Challenge: Exactly reproduce each entry, leaving out nothing.

Task input:
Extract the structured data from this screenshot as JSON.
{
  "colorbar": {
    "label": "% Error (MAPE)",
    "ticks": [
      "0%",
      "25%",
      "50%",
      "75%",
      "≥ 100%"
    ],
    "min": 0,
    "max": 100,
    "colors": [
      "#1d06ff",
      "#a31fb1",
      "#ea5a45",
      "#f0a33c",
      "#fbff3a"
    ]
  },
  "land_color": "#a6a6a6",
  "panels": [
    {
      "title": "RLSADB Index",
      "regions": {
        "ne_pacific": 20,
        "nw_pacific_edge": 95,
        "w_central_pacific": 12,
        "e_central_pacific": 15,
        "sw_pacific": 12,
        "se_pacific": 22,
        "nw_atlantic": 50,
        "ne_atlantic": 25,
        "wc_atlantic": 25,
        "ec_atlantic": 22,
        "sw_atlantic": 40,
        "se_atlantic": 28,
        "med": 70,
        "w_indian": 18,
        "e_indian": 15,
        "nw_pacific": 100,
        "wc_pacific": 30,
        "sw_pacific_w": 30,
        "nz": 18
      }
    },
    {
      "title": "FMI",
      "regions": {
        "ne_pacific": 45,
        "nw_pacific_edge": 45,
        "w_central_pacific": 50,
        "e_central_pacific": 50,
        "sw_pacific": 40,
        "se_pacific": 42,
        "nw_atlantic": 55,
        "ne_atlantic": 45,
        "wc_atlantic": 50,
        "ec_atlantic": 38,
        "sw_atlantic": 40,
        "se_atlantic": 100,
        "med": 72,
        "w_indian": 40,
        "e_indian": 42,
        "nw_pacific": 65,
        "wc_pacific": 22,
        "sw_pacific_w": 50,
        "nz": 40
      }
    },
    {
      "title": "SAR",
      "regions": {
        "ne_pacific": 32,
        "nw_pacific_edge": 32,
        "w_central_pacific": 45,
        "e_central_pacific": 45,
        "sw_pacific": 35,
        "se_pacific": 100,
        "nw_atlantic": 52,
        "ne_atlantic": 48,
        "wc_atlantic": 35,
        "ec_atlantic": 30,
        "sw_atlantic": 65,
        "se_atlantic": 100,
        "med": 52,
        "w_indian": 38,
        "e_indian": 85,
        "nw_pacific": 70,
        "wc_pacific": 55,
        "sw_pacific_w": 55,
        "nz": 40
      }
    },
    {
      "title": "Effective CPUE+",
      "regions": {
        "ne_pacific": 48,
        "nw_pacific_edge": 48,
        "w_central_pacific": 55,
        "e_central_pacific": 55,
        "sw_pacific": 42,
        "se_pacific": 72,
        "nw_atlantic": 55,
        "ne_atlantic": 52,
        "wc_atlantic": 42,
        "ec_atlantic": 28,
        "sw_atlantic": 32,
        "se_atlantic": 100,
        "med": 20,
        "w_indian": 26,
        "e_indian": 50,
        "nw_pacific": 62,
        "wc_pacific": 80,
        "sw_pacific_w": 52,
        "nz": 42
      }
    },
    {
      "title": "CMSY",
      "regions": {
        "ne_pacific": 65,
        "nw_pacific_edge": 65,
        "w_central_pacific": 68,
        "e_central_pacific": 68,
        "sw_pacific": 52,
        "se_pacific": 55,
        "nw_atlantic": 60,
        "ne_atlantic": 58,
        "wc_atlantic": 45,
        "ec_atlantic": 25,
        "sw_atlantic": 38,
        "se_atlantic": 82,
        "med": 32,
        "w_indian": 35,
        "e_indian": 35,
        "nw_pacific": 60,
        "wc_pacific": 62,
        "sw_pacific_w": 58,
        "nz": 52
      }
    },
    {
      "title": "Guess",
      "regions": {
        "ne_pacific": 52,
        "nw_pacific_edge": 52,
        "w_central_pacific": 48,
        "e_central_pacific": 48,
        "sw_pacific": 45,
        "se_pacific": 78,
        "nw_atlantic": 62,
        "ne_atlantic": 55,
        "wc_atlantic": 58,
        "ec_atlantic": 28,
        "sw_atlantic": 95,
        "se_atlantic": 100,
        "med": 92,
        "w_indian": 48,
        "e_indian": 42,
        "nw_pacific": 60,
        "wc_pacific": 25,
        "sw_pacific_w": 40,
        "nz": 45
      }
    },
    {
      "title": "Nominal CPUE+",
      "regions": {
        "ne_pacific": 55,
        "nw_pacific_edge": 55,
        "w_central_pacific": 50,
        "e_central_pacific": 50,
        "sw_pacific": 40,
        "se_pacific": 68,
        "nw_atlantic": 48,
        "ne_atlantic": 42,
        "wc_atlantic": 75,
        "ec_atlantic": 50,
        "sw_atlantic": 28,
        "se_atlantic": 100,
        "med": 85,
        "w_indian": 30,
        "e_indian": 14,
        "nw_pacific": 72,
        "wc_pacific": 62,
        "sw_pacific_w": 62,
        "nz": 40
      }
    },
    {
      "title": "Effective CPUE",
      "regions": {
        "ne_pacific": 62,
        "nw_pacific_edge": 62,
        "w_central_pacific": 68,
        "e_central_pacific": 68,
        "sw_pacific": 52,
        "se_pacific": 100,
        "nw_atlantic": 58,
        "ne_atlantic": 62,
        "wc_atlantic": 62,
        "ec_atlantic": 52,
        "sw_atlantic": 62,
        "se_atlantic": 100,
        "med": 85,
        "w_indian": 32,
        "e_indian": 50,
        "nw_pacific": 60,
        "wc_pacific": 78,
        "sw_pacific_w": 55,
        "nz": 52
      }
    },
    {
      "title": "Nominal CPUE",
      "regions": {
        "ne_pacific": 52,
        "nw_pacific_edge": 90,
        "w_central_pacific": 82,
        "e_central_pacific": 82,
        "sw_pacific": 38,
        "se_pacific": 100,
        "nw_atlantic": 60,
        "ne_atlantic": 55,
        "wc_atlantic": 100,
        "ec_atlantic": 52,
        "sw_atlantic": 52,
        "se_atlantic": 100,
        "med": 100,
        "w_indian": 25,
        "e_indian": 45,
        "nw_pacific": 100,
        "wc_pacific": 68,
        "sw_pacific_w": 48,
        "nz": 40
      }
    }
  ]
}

Task output:
Extract the structured data from this screenshot as JSON.
{
  "colorbar": {
    "label": "% Error (MAPE)",
    "ticks": [
      "0%",
      "25%",
      "50%",
      "75%",
      "≥ 100%"
    ],
    "min": 0,
    "max": 100,
    "colors": [
      "#1d06ff",
      "#a31fb1",
      "#ea5a45",
      "#f0a33c",
      "#fbff3a"
    ]
  },
  "land_color": "#a6a6a6",
  "panels": [
    {
      "title": "RLSADB Index",
      "regions": {
        "ne_pacific": 20,
        "nw_pacific_edge": 95,
        "w_central_pacific": 12,
        "e_central_pacific": 15,
        "sw_pacific": 12,
        "se_pacific": 22,
        "nw_atlantic": 50,
        "ne_atlantic": 25,
        "wc_atlantic": 25,
        "ec_atlantic": 22,
        "sw_atlantic": 40,
        "se_atlantic": 28,
        "med": 70,
        "w_indian": 18,
        "e_indian": 15,
        "nw_pacific": 100,
        "wc_pacific": 30,
        "sw_pacific_w": 30,
        "nz": 18
      }
    },
    {
      "title": "FMI",
      "regions": {
        "ne_pacific": 45,
        "nw_pacific_edge": 45,
        "w_central_pacific": 50,
        "e_central_pacific": 50,
        "sw_pacific": 40,
        "se_pacific": 42,
        "nw_atlantic": 55,
        "ne_atlantic": 45,
        "wc_atlantic": 50,
        "ec_atlantic": 38,
        "sw_atlantic": 40,
        "se_atlantic": 100,
        "med": 72,
        "w_indian": 40,
        "e_indian": 42,
        "nw_pacific": 65,
        "wc_pacific": 22,
        "sw_pacific_w": 50,
        "nz": 40
      }
    },
    {
      "title": "SAR",
      "regions": {
        "ne_pacific": 32,
        "nw_pacific_edge": 32,
        "w_central_pacific": 45,
        "e_central_pacific": 45,
        "sw_pacific": 35,
        "se_pacific": 100,
        "nw_atlantic": 52,
        "ne_atlantic": 48,
        "wc_atlantic": 35,
        "ec_atlantic": 30,
        "sw_atlantic": 65,
        "se_atlantic": 100,
        "med": 52,
        "w_indian": 38,
        "e_indian": 85,
        "nw_pacific": 70,
        "wc_pacific": 55,
        "sw_pacific_w": 55,
        "nz": 40
      }
    },
    {
      "title": "Effective CPUE+",
      "regions": {
        "ne_pacific": 48,
        "nw_pacific_edge": 48,
        "w_central_pacific": 55,
        "e_central_pacific": 55,
        "sw_pacific": 42,
        "se_pacific": 72,
        "nw_atlantic": 55,
        "ne_atlantic": 52,
        "wc_atlantic": 42,
        "ec_atlantic": 28,
        "sw_atlantic": 32,
        "se_atlantic": 100,
        "med": 20,
        "w_indian": 26,
        "e_indian": 50,
        "nw_pacific": 62,
        "wc_pacific": 80,
        "sw_pacific_w": 52,
        "nz": 42
      }
    },
    {
      "title": "CMSY",
      "regions": {
        "ne_pacific": 65,
        "nw_pacific_edge": 65,
        "w_central_pacific": 68,
        "e_central_pacific": 68,
        "sw_pacific": 52,
        "se_pacific": 55,
        "nw_atlantic": 60,
        "ne_atlantic": 58,
        "wc_atlantic": 45,
        "ec_atlantic": 25,
        "sw_atlantic": 38,
        "se_atlantic": 82,
        "med": 32,
        "w_indian": 35,
        "e_indian": 35,
        "nw_pacific": 60,
        "wc_pacific": 62,
        "sw_pacific_w": 58,
        "nz": 52
      }
    },
    {
      "title": "Guess",
      "regions": {
        "ne_pacific": 52,
        "nw_pacific_edge": 52,
        "w_central_pacific": 48,
        "e_central_pacific": 48,
        "sw_pacific": 45,
        "se_pacific": 78,
        "nw_atlantic": 62,
        "ne_atlantic": 55,
        "wc_atlantic": 58,
        "ec_atlantic": 28,
        "sw_atlantic": 95,
        "se_atlantic": 100,
        "med": 92,
        "w_indian": 48,
        "e_indian": 42,
        "nw_pacific": 60,
        "wc_pacific": 25,
        "sw_pacific_w": 40,
        "nz": 45
      }
    },
    {
      "title": "Nominal CPUE+",
      "regions": {
        "ne_pacific": 55,
        "nw_pacific_edge": 55,
        "w_central_pacific": 50,
        "e_central_pacific": 50,
        "sw_pacific": 40,
        "se_pacific": 68,
        "nw_atlantic": 48,
        "ne_atlantic": 42,
        "wc_atlantic": 75,
        "ec_atlantic": 50,
        "sw_atlantic": 28,
        "se_atlantic": 100,
        "med": 85,
        "w_indian": 30,
        "e_indian": 14,
        "nw_pacific": 72,
        "wc_pacific": 62,
        "sw_pacific_w": 62,
        "nz": 40
      }
    },
    {
      "title": "Effective CPUE",
      "regions": {
        "ne_pacific": 62,
        "nw_pacific_edge": 62,
        "w_central_pacific": 68,
        "e_central_pacific": 68,
        "sw_pacific": 52,
        "se_pacific": 100,
        "nw_atlantic": 58,
        "ne_atlantic": 62,
        "wc_atlantic": 62,
        "ec_atlantic": 52,
        "sw_atlantic": 62,
        "se_atlantic": 100,
        "med": 85,
        "w_indian": 32,
        "e_indian": 50,
        "nw_pacific": 60,
        "wc_pacific": 78,
        "sw_pacific_w": 55,
        "nz": 52
      }
    },
    {
      "title": "Nominal CPUE",
      "regions": {
        "ne_pacific": 52,
        "nw_pacific_edge": 90,
        "w_central_pacific": 82,
        "e_central_pacific": 82,
        "sw_pacific": 38,
        "se_pacific": 100,
        "nw_atlantic": 60,
        "ne_atlantic": 55,
        "wc_atlantic": 100,
        "ec_atlantic": 52,
        "sw_atlantic": 52,
        "se_atlantic": 100,
        "med": 100,
        "w_indian": 25,
        "e_indian": 45,
        "nw_pacific": 100,
        "wc_pacific": 68,
        "sw_pacific_w": 48,
        "nz": 40
      }
    }
  ]
}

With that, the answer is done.